• **Set exercise**
Print every line of the items below unchanged, leaving out the pictures.

• **Information provided**
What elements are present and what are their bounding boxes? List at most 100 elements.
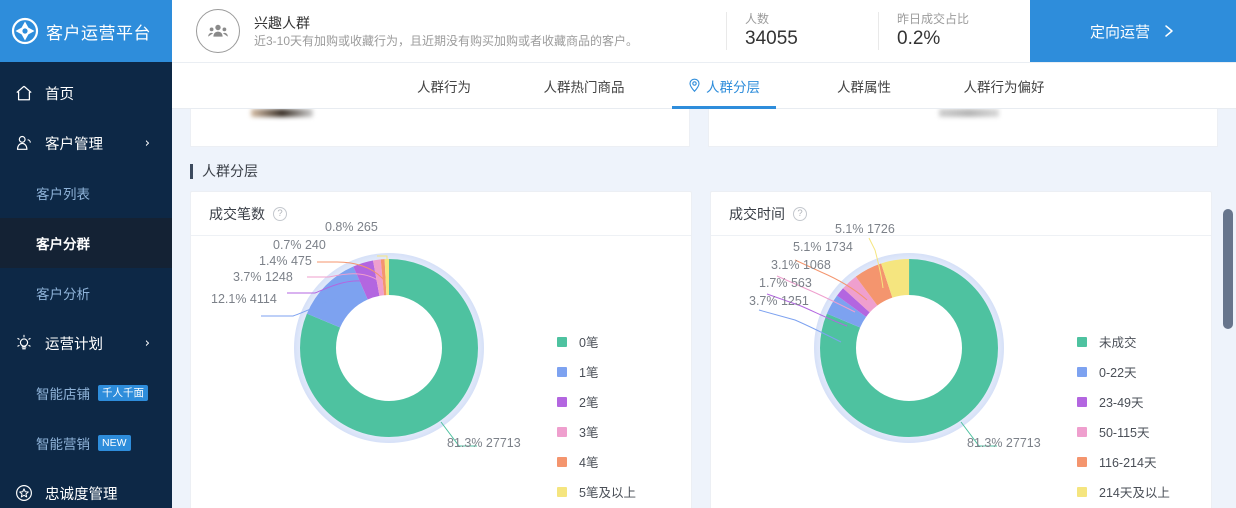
chevron-right-icon: ›: [144, 135, 150, 151]
cutoff-card-right: [708, 109, 1218, 147]
legend-label: 5笔及以上: [579, 486, 636, 500]
legend-item[interactable]: 214天及以上: [1077, 482, 1170, 501]
sidebar-item-loyalty[interactable]: 忠诚度管理: [0, 468, 172, 508]
sidebar-item-label: 客户管理: [45, 136, 103, 153]
legend-swatch: [557, 336, 567, 347]
legend-item[interactable]: 4笔: [557, 452, 636, 471]
legend-item[interactable]: 0-22天: [1077, 362, 1170, 381]
legend-swatch: [1077, 426, 1087, 437]
stat-value: 34055: [745, 28, 798, 49]
sidebar-item-smart-shop[interactable]: 智能店铺 千人千面: [0, 368, 172, 418]
chevron-right-icon: [1162, 23, 1176, 39]
legend-swatch: [557, 486, 567, 497]
card-header: 成交笔数 ?: [191, 192, 691, 236]
legend-item[interactable]: 1笔: [557, 362, 636, 381]
legend-label: 50-115天: [1099, 426, 1150, 440]
sidebar-item-customer-list[interactable]: 客户列表: [0, 168, 172, 218]
tab-label: 人群行为偏好: [963, 79, 1045, 95]
cutoff-card-left: [190, 109, 690, 147]
crowd-header: 兴趣人群 近3-10天有加购或收藏行为，且近期没有购买加购或者收藏商品的客户。 …: [172, 0, 1236, 63]
targeted-operation-button[interactable]: 定向运营: [1030, 0, 1236, 62]
brand-name: 客户运营平台: [46, 23, 151, 43]
blurred-thumbnail: [251, 109, 313, 117]
legend-transaction-time: 未成交 0-22天 23-49天: [1077, 332, 1170, 501]
donut-chart-transaction-time[interactable]: 5.1% 1726 5.1% 1734 3.1% 1068 1.7% 563 3…: [749, 222, 1041, 450]
main-area: 兴趣人群 近3-10天有加购或收藏行为，且近期没有购买加购或者收藏商品的客户。 …: [172, 0, 1236, 508]
sidebar: 客户运营平台 首页 客户管理 ›: [0, 0, 172, 508]
legend-swatch: [557, 366, 567, 377]
callout-unpaid: 81.3% 27713: [967, 436, 1041, 450]
sidebar-item-customer-management[interactable]: 客户管理 ›: [0, 118, 172, 168]
legend-label: 3笔: [579, 426, 599, 440]
chart-area: 0.8% 265 0.7% 240 1.4% 475 3.7% 1248 12.…: [191, 220, 691, 508]
legend-swatch: [1077, 396, 1087, 407]
legend-swatch: [1077, 456, 1087, 467]
tab-label: 人群热门商品: [543, 79, 625, 95]
callout-5plus: 0.8% 265: [325, 220, 378, 234]
callout-214plus: 5.1% 1726: [835, 222, 895, 236]
legend-item[interactable]: 2笔: [557, 392, 636, 411]
sidebar-item-label: 运营计划: [45, 336, 103, 353]
tab-crowd-segmentation[interactable]: 人群分层: [654, 63, 794, 109]
sidebar-item-smart-marketing[interactable]: 智能营销 NEW: [0, 418, 172, 468]
legend-item[interactable]: 23-49天: [1077, 392, 1170, 411]
sidebar-item-label: 客户列表: [36, 187, 90, 202]
callout-50-115: 3.1% 1068: [771, 258, 831, 272]
legend-swatch: [1077, 486, 1087, 497]
sidebar-item-label: 智能店铺: [36, 387, 90, 402]
card-transaction-count: 成交笔数 ?: [190, 191, 692, 508]
sidebar-item-home[interactable]: 首页: [0, 68, 172, 118]
sidebar-badge-qianren: 千人千面: [98, 385, 148, 401]
tab-crowd-behavior-preference[interactable]: 人群行为偏好: [934, 63, 1074, 108]
legend-label: 4笔: [579, 456, 599, 470]
donut-chart-transaction-count[interactable]: 0.8% 265 0.7% 240 1.4% 475 3.7% 1248 12.…: [211, 220, 521, 450]
tab-label: 人群分层: [706, 79, 760, 95]
brand-logo[interactable]: 客户运营平台: [0, 0, 172, 62]
people-group-icon: [196, 9, 240, 53]
legend-label: 2笔: [579, 396, 599, 410]
legend-swatch: [557, 426, 567, 437]
legend-transaction-count: 0笔 1笔 2笔 3笔: [557, 332, 636, 501]
legend-label: 0-22天: [1099, 366, 1137, 380]
vertical-scrollbar-track[interactable]: [1218, 109, 1236, 508]
tab-crowd-behavior[interactable]: 人群行为: [374, 63, 514, 108]
callout-3: 1.4% 475: [259, 254, 312, 268]
callout-2: 3.7% 1248: [233, 270, 293, 284]
legend-item[interactable]: 50-115天: [1077, 422, 1170, 441]
vertical-scrollbar-thumb[interactable]: [1223, 209, 1233, 329]
sidebar-item-label: 首页: [45, 86, 74, 103]
home-icon: [14, 83, 34, 103]
stat-value: 0.2%: [897, 28, 941, 49]
question-circle-icon[interactable]: ?: [273, 206, 287, 221]
stat-label: 人数: [745, 12, 770, 26]
bulb-icon: [14, 333, 34, 353]
donut-svg: [758, 237, 1004, 447]
callout-23-49: 1.7% 563: [759, 276, 812, 290]
legend-swatch: [557, 396, 567, 407]
crowd-title: 兴趣人群: [254, 14, 310, 31]
question-circle-icon[interactable]: ?: [793, 206, 807, 221]
tab-crowd-hot-products[interactable]: 人群热门商品: [514, 63, 654, 108]
tab-crowd-attributes[interactable]: 人群属性: [794, 63, 934, 108]
legend-label: 未成交: [1099, 336, 1137, 350]
stat-people-count: 人数 34055: [726, 12, 878, 50]
tab-bar: 人群行为 人群热门商品 人群分层 人群属性 人群行为偏好: [172, 63, 1236, 109]
card-transaction-time: 成交时间 ?: [710, 191, 1212, 508]
section-accent-bar: [190, 163, 193, 179]
legend-item[interactable]: 0笔: [557, 332, 636, 351]
donut-svg: [261, 253, 484, 447]
legend-item[interactable]: 116-214天: [1077, 452, 1170, 471]
legend-item[interactable]: 5笔及以上: [557, 482, 636, 501]
compass-star-icon: [11, 17, 39, 45]
sidebar-item-label: 客户分析: [36, 287, 90, 302]
sidebar-item-operation-plan[interactable]: 运营计划 ›: [0, 318, 172, 368]
chart-cards: 成交笔数 ?: [172, 191, 1236, 508]
legend-label: 214天及以上: [1099, 486, 1170, 500]
legend-item[interactable]: 3笔: [557, 422, 636, 441]
user-group-icon: [14, 133, 34, 153]
legend-item[interactable]: 未成交: [1077, 332, 1170, 351]
tab-label: 人群属性: [837, 79, 891, 95]
sidebar-item-customer-segments[interactable]: 客户分群: [0, 218, 172, 268]
sidebar-item-customer-analysis[interactable]: 客户分析: [0, 268, 172, 318]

• **Exercise output**
What elements are present and what are their bounding boxes? List at most 100 elements.
chevron-right-icon: ›: [144, 135, 150, 151]
cutoff-card-right: [708, 109, 1218, 147]
legend-label: 5笔及以上: [579, 486, 636, 500]
legend-item[interactable]: 214天及以上: [1077, 482, 1170, 501]
sidebar-item-loyalty[interactable]: 忠诚度管理: [0, 468, 172, 508]
sidebar-item-label: 客户管理: [45, 136, 103, 153]
legend-swatch: [557, 336, 567, 347]
legend-item[interactable]: 4笔: [557, 452, 636, 471]
legend-item[interactable]: 0-22天: [1077, 362, 1170, 381]
legend-swatch: [1077, 426, 1087, 437]
stat-value: 34055: [745, 28, 798, 49]
sidebar-item-smart-shop[interactable]: 智能店铺 千人千面: [0, 368, 172, 418]
chevron-right-icon: [1162, 23, 1176, 39]
legend-swatch: [557, 486, 567, 497]
card-header: 成交笔数 ?: [191, 192, 691, 236]
legend-item[interactable]: 1笔: [557, 362, 636, 381]
legend-label: 50-115天: [1099, 426, 1150, 440]
sidebar-item-customer-list[interactable]: 客户列表: [0, 168, 172, 218]
tab-label: 人群行为偏好: [963, 79, 1045, 95]
cutoff-card-left: [190, 109, 690, 147]
crowd-header: 兴趣人群 近3-10天有加购或收藏行为，且近期没有购买加购或者收藏商品的客户。 …: [172, 0, 1236, 63]
targeted-operation-button[interactable]: 定向运营: [1030, 0, 1236, 62]
brand-name: 客户运营平台: [46, 23, 151, 43]
blurred-thumbnail: [251, 109, 313, 117]
legend-transaction-time: 未成交 0-22天 23-49天: [1077, 332, 1170, 501]
donut-chart-transaction-time[interactable]: 5.1% 1726 5.1% 1734 3.1% 1068 1.7% 563 3…: [749, 222, 1041, 450]
main-area: 兴趣人群 近3-10天有加购或收藏行为，且近期没有购买加购或者收藏商品的客户。 …: [172, 0, 1236, 508]
sidebar: 客户运营平台 首页 客户管理 ›: [0, 0, 172, 508]
legend-swatch: [557, 366, 567, 377]
callout-unpaid: 81.3% 27713: [967, 436, 1041, 450]
sidebar-item-customer-management[interactable]: 客户管理 ›: [0, 118, 172, 168]
legend-label: 3笔: [579, 426, 599, 440]
chart-area: 0.8% 265 0.7% 240 1.4% 475 3.7% 1248 12.…: [191, 220, 691, 508]
legend-swatch: [1077, 396, 1087, 407]
legend-swatch: [1077, 456, 1087, 467]
tab-label: 人群热门商品: [543, 79, 625, 95]
callout-5plus: 0.8% 265: [325, 220, 378, 234]
callout-214plus: 5.1% 1726: [835, 222, 895, 236]
legend-item[interactable]: 2笔: [557, 392, 636, 411]
sidebar-item-label: 运营计划: [45, 336, 103, 353]
tab-crowd-segmentation[interactable]: 人群分层: [654, 63, 794, 109]
sidebar-item-smart-marketing[interactable]: 智能营销 NEW: [0, 418, 172, 468]
legend-item[interactable]: 23-49天: [1077, 392, 1170, 411]
sidebar-item-label: 客户列表: [36, 187, 90, 202]
callout-50-115: 3.1% 1068: [771, 258, 831, 272]
legend-swatch: [1077, 486, 1087, 497]
sidebar-item-label: 智能店铺: [36, 387, 90, 402]
card-transaction-count: 成交笔数 ?: [190, 191, 692, 508]
sidebar-item-home[interactable]: 首页: [0, 68, 172, 118]
sidebar-badge-qianren: 千人千面: [98, 385, 148, 401]
tab-crowd-behavior-preference[interactable]: 人群行为偏好: [934, 63, 1074, 108]
legend-label: 4笔: [579, 456, 599, 470]
donut-chart-transaction-count[interactable]: 0.8% 265 0.7% 240 1.4% 475 3.7% 1248 12.…: [211, 220, 521, 450]
tab-label: 人群分层: [706, 79, 760, 95]
brand-logo[interactable]: 客户运营平台: [0, 0, 172, 62]
people-group-icon: [196, 9, 240, 53]
legend-label: 2笔: [579, 396, 599, 410]
legend-swatch: [557, 426, 567, 437]
legend-transaction-count: 0笔 1笔 2笔 3笔: [557, 332, 636, 501]
legend-label: 0-22天: [1099, 366, 1137, 380]
vertical-scrollbar-track[interactable]: [1218, 109, 1236, 508]
tab-crowd-behavior[interactable]: 人群行为: [374, 63, 514, 108]
callout-3: 1.4% 475: [259, 254, 312, 268]
callout-2: 3.7% 1248: [233, 270, 293, 284]
legend-item[interactable]: 50-115天: [1077, 422, 1170, 441]
vertical-scrollbar-thumb[interactable]: [1223, 209, 1233, 329]
sidebar-item-label: 首页: [45, 86, 74, 103]
home-icon: [14, 83, 34, 103]
stat-value: 0.2%: [897, 28, 941, 49]
question-circle-icon[interactable]: ?: [273, 206, 287, 221]
stat-label: 人数: [745, 12, 770, 26]
bulb-icon: [14, 333, 34, 353]
donut-svg: [758, 237, 1004, 447]
callout-23-49: 1.7% 563: [759, 276, 812, 290]
legend-swatch: [557, 396, 567, 407]
crowd-title: 兴趣人群: [254, 14, 310, 31]
question-circle-icon[interactable]: ?: [793, 206, 807, 221]
tab-crowd-hot-products[interactable]: 人群热门商品: [514, 63, 654, 108]
tab-crowd-attributes[interactable]: 人群属性: [794, 63, 934, 108]
legend-label: 未成交: [1099, 336, 1137, 350]
stat-people-count: 人数 34055: [726, 12, 878, 50]
tab-bar: 人群行为 人群热门商品 人群分层 人群属性 人群行为偏好: [172, 63, 1236, 109]
card-transaction-time: 成交时间 ?: [710, 191, 1212, 508]
section-accent-bar: [190, 163, 193, 179]
legend-item[interactable]: 0笔: [557, 332, 636, 351]
donut-svg: [261, 253, 484, 447]
legend-item[interactable]: 116-214天: [1077, 452, 1170, 471]
legend-item[interactable]: 5笔及以上: [557, 482, 636, 501]
compass-star-icon: [11, 17, 39, 45]
sidebar-item-label: 客户分析: [36, 287, 90, 302]
sidebar-item-operation-plan[interactable]: 运营计划 ›: [0, 318, 172, 368]
chart-cards: 成交笔数 ?: [172, 191, 1236, 508]
legend-label: 214天及以上: [1099, 486, 1170, 500]
legend-item[interactable]: 3笔: [557, 422, 636, 441]
user-group-icon: [14, 133, 34, 153]
legend-item[interactable]: 未成交: [1077, 332, 1170, 351]
tab-label: 人群属性: [837, 79, 891, 95]
sidebar-item-customer-segments[interactable]: 客户分群: [0, 218, 172, 268]
sidebar-item-customer-analysis[interactable]: 客户分析: [0, 268, 172, 318]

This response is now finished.